Rows from a dataset:
====

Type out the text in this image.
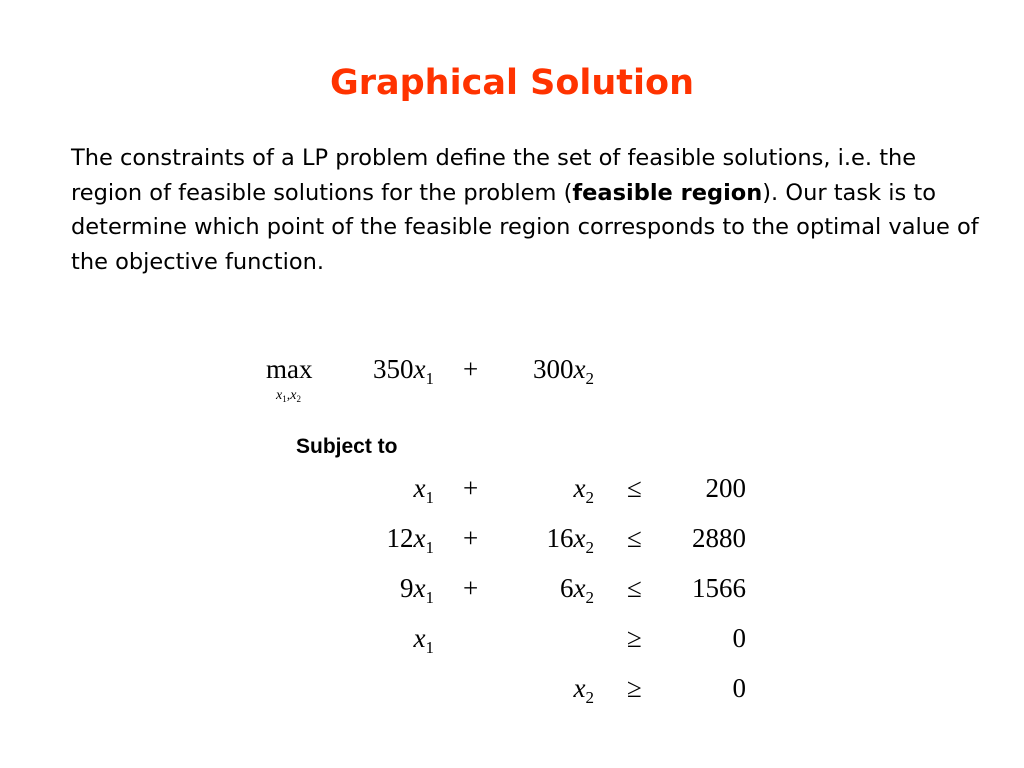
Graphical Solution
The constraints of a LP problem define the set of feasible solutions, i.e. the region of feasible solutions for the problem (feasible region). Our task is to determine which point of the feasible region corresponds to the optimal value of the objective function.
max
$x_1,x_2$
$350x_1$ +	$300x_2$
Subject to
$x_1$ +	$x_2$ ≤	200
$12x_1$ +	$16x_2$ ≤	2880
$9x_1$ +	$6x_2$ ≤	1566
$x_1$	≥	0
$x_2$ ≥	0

====

Short exercise → All the lines above are to be reproduced exactly, except the pictures.

Result →
Type out the text in this image.
Graphical Solution
The constraints of a LP problem define the set of feasible solutions, i.e. the region of feasible solutions for the problem (feasible region). Our task is to determine which point of the feasible region corresponds to the optimal value of the objective function.
max
$x_1,x_2$
$350x_1$ +	$300x_2$
Subject to
$x_1$ +	$x_2$ ≤	200
$12x_1$ +	$16x_2$ ≤	2880
$9x_1$ +	$6x_2$ ≤	1566
$x_1$	≥	0
$x_2$ ≥	0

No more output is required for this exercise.